Set problem:
Look for the string "text" and copy every line that has it.

Extracted records

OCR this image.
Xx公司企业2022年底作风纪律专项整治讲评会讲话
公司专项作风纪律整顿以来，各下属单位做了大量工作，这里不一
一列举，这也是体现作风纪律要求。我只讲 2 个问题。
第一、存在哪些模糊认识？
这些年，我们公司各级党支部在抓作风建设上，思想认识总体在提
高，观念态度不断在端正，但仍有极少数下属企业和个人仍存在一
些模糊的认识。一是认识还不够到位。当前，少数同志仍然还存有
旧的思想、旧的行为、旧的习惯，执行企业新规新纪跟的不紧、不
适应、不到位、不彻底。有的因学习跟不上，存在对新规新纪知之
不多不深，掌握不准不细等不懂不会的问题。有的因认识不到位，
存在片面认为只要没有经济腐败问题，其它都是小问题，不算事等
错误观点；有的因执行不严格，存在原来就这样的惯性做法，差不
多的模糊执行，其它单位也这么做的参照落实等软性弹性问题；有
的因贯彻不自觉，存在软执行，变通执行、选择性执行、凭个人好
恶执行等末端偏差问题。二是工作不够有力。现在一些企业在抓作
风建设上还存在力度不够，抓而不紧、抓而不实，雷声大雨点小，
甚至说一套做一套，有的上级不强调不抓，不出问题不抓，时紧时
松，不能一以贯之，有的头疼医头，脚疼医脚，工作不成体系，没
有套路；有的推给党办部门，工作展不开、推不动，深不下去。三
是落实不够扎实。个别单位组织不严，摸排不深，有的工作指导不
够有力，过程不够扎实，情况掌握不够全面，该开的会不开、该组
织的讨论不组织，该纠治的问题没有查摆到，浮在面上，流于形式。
* * *
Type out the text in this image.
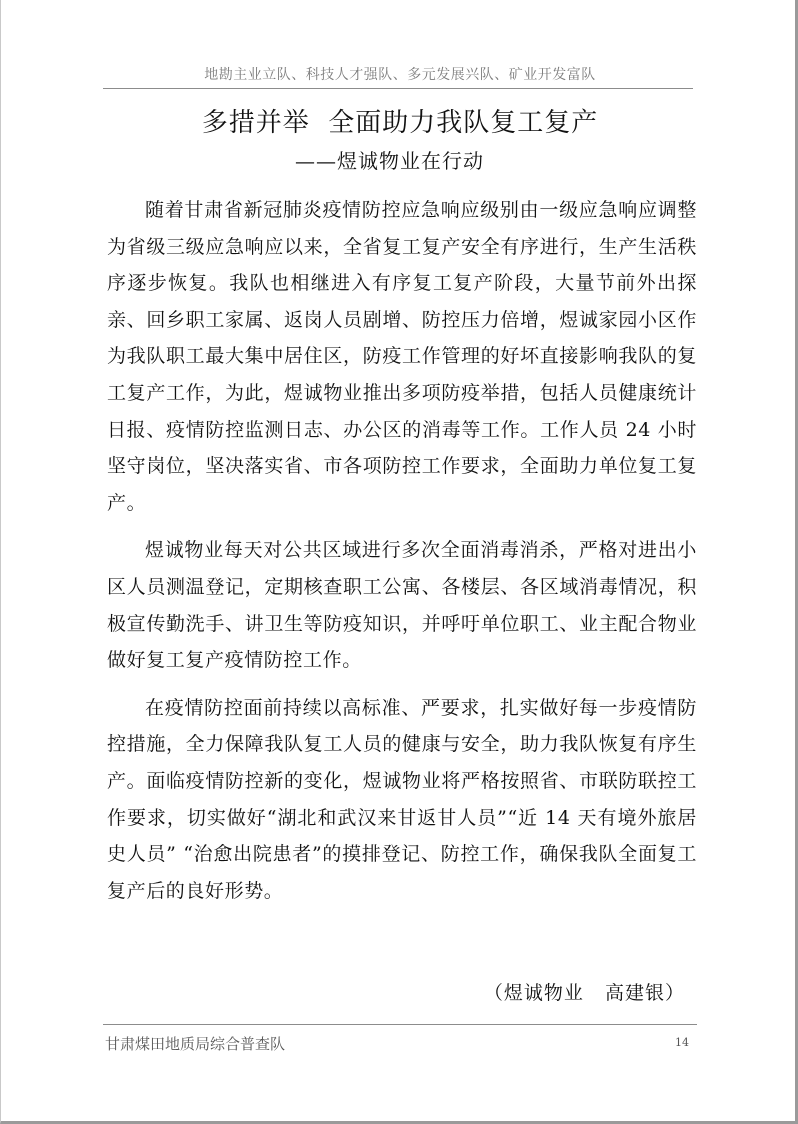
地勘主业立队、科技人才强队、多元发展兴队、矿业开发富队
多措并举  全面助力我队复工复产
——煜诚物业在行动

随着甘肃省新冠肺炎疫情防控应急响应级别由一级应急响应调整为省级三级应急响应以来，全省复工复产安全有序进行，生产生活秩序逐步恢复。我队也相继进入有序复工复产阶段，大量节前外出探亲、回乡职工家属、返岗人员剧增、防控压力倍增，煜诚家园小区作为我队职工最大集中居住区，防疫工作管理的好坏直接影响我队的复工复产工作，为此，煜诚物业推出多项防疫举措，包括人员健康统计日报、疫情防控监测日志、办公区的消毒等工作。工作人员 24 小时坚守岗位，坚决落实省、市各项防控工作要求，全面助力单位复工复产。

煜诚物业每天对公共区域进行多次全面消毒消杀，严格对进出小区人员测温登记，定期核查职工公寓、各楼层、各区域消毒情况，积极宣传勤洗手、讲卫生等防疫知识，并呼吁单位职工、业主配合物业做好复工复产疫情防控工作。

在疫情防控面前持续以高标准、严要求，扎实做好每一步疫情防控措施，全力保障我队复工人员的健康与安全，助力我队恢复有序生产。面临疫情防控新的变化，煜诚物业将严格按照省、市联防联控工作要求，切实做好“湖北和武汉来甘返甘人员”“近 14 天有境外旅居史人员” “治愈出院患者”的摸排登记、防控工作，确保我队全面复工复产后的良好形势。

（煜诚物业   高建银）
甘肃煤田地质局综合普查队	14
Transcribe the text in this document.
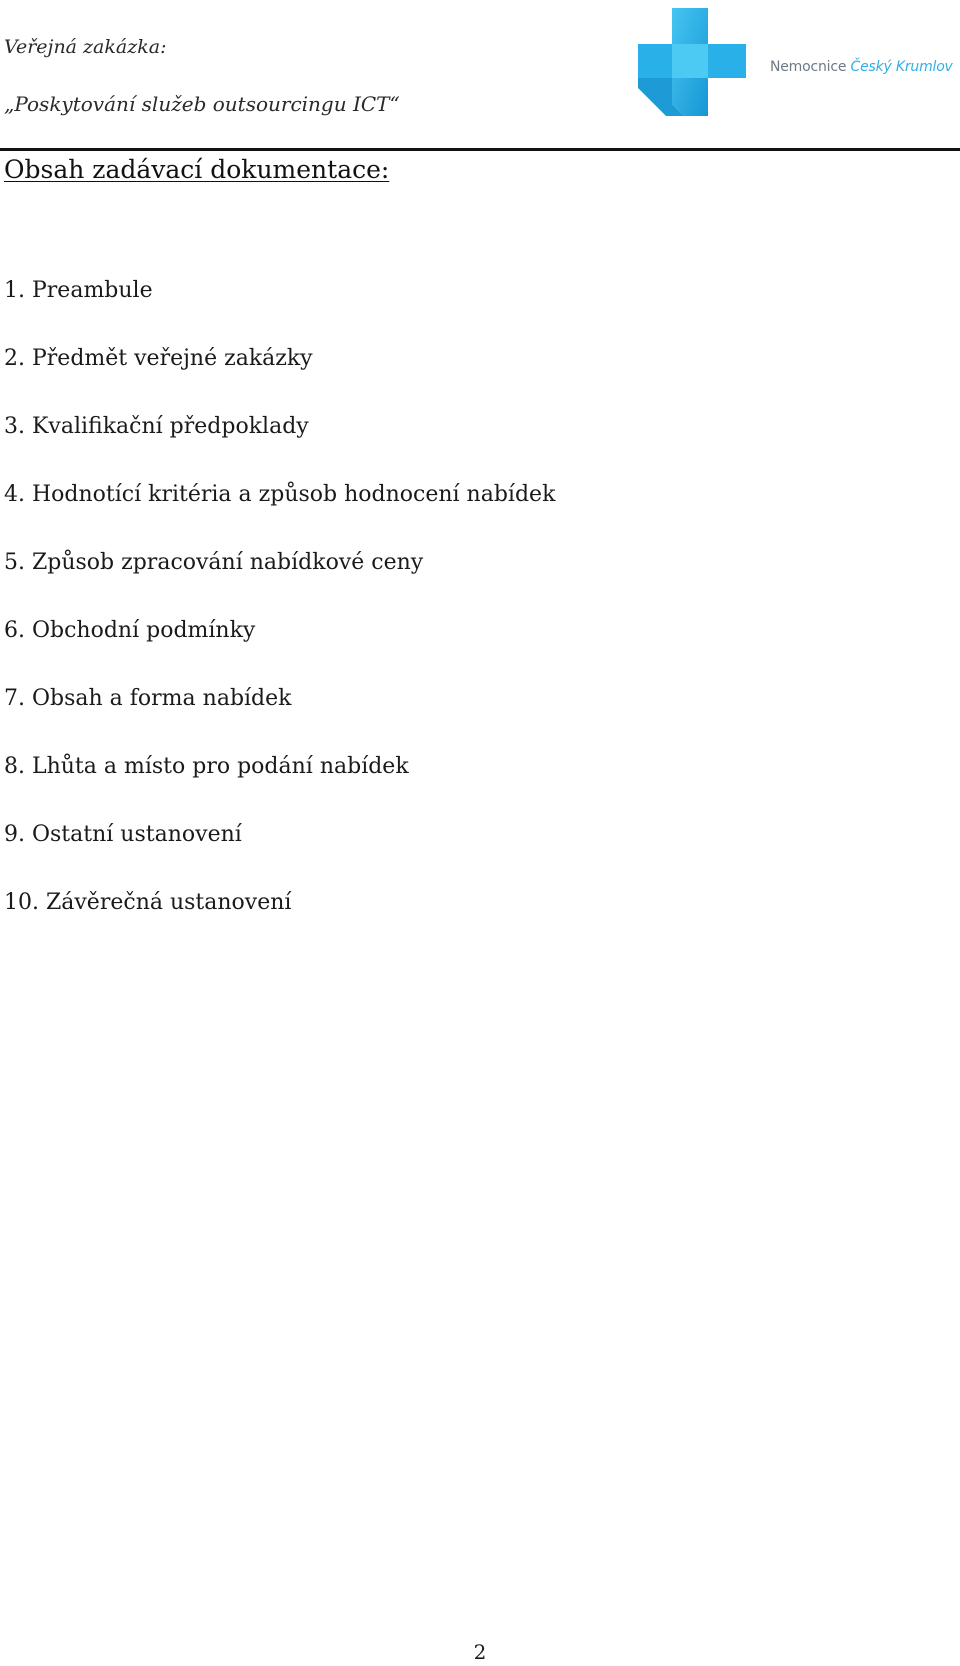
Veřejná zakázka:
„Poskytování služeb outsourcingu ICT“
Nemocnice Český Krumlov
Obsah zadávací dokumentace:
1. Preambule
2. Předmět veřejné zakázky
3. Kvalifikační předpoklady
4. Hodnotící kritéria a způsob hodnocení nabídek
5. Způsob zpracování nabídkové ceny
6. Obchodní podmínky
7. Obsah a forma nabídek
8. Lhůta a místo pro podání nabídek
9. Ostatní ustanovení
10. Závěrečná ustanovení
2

In response:
Type out the text in this image.
Transcribe the text in this document.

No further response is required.